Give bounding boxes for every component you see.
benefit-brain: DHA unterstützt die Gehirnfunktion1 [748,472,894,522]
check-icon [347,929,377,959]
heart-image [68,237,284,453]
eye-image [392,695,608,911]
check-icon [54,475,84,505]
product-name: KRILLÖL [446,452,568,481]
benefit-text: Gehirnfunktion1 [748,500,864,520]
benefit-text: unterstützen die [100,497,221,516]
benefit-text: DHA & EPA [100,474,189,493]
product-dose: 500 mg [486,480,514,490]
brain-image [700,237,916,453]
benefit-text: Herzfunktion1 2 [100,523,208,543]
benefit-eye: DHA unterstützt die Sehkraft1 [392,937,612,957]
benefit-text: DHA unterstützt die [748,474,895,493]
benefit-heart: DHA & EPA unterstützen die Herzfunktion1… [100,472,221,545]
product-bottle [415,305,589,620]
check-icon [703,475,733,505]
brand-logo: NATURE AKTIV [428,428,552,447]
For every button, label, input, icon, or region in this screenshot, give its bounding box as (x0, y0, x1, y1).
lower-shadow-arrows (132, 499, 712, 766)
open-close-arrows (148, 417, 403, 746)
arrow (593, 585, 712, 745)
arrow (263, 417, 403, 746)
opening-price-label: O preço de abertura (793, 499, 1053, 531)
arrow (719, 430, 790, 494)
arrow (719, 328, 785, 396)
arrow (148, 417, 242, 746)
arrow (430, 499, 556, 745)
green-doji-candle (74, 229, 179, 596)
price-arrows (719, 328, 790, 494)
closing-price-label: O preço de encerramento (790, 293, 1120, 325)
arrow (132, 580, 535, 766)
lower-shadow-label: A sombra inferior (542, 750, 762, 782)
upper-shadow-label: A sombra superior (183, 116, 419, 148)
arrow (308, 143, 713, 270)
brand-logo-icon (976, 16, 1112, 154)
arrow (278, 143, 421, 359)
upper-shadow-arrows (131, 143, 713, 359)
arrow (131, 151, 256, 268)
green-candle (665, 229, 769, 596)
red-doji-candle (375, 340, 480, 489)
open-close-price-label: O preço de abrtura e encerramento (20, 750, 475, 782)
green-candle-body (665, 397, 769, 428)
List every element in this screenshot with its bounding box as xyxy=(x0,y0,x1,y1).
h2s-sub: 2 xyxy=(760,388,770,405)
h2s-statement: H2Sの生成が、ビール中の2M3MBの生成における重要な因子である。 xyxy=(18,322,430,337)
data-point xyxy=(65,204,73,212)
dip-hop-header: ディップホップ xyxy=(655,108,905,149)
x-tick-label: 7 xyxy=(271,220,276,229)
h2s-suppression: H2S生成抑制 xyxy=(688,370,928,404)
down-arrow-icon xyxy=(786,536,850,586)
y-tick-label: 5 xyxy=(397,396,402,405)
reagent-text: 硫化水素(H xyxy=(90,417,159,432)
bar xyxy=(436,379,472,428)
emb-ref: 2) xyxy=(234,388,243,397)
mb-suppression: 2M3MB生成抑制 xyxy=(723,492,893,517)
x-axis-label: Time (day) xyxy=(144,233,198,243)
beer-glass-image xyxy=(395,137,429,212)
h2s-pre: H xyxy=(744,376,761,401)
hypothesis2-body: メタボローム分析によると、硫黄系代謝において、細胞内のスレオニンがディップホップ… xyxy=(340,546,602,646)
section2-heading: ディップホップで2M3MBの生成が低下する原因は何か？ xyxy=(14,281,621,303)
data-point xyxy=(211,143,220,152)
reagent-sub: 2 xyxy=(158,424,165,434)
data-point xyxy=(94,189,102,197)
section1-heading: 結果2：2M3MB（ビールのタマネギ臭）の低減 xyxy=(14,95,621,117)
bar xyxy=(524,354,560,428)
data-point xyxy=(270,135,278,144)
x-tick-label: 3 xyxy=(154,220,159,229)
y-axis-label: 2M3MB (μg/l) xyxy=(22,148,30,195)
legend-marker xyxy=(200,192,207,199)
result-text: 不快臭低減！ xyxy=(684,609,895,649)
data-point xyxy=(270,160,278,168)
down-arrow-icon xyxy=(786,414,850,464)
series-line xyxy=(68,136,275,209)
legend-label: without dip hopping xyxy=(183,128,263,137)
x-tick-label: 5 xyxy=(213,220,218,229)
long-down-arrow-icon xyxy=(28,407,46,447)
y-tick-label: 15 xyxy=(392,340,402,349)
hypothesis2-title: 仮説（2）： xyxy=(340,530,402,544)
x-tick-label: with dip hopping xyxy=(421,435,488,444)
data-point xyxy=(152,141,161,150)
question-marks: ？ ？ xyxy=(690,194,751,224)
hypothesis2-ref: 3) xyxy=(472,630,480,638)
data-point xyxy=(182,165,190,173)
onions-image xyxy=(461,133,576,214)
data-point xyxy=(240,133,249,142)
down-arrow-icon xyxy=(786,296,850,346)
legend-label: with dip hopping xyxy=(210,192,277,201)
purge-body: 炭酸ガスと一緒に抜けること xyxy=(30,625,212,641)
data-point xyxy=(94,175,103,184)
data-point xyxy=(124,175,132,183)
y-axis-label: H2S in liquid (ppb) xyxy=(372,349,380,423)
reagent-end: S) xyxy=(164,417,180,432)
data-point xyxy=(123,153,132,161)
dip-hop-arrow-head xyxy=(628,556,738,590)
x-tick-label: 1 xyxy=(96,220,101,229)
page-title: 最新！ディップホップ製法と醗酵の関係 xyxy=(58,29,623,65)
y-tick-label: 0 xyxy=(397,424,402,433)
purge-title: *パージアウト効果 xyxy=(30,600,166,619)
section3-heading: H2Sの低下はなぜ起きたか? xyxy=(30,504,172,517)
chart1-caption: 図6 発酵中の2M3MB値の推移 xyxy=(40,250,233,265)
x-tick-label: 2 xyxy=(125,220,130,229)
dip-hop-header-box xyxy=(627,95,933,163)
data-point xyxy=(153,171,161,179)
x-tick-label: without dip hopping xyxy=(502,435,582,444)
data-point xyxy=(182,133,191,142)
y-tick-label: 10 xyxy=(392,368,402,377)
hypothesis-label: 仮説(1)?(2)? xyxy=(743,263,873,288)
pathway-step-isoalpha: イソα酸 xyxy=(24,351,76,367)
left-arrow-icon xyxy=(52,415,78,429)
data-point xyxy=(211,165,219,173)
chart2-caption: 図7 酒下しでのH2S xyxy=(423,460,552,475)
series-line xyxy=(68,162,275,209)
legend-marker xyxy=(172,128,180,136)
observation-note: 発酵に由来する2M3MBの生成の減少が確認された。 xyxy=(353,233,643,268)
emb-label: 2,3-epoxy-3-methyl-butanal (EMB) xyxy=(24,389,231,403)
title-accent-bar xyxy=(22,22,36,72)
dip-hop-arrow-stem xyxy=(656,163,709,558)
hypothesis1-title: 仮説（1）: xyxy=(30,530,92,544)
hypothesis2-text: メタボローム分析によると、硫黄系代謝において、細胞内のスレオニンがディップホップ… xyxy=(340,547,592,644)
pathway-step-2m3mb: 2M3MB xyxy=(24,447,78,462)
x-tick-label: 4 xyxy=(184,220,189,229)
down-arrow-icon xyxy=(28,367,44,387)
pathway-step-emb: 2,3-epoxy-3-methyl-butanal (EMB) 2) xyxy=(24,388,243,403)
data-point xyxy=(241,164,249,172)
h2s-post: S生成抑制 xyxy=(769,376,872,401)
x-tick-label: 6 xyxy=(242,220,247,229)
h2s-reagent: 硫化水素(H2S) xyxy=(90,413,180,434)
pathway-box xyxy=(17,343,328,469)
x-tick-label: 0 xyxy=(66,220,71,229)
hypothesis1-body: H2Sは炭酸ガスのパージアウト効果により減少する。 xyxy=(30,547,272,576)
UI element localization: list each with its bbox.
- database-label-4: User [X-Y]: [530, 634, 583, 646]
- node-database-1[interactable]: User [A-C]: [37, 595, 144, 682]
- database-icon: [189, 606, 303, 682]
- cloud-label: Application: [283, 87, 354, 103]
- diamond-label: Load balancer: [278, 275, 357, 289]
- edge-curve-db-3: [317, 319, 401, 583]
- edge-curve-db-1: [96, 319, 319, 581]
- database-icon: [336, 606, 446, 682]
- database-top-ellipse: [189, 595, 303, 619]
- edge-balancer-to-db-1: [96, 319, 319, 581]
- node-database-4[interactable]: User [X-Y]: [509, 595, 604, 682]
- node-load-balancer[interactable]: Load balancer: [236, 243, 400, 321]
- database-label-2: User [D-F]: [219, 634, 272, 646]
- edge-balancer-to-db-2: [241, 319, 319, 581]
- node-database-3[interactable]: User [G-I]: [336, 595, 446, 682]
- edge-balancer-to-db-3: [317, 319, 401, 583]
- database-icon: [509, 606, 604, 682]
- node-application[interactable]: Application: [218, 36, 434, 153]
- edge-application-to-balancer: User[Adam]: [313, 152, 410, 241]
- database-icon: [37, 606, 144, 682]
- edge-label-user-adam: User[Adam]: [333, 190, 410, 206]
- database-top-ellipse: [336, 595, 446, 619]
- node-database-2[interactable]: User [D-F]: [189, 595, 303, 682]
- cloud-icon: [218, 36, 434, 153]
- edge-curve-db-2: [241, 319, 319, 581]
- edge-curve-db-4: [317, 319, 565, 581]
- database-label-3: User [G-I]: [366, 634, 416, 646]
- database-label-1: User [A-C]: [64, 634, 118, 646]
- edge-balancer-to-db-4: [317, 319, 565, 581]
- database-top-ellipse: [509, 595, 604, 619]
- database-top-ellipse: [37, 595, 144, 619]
* * * *
## Task statement
Please reproduce the entries above word for word, starting at the very first line and ending at the line that contains "lower-shadow-arrows (132, 499, 712, 766)", with both of those lines included.

## Right answer
Give bounding boxes for every component you see.
benefit-brain: DHA unterstützt die Gehirnfunktion1 [748,472,894,522]
check-icon [347,929,377,959]
heart-image [68,237,284,453]
eye-image [392,695,608,911]
check-icon [54,475,84,505]
product-name: KRILLÖL [446,452,568,481]
benefit-text: Gehirnfunktion1 [748,500,864,520]
benefit-text: unterstützen die [100,497,221,516]
benefit-text: DHA & EPA [100,474,189,493]
product-dose: 500 mg [486,480,514,490]
brain-image [700,237,916,453]
benefit-text: Herzfunktion1 2 [100,523,208,543]
benefit-eye: DHA unterstützt die Sehkraft1 [392,937,612,957]
benefit-text: DHA unterstützt die [748,474,895,493]
benefit-heart: DHA & EPA unterstützen die Herzfunktion1… [100,472,221,545]
product-bottle [415,305,589,620]
check-icon [703,475,733,505]
brand-logo: NATURE AKTIV [428,428,552,447]
For every button, label, input, icon, or region in this screenshot, give its bounding box as (x0, y0, x1, y1).
lower-shadow-arrows (132, 499, 712, 766)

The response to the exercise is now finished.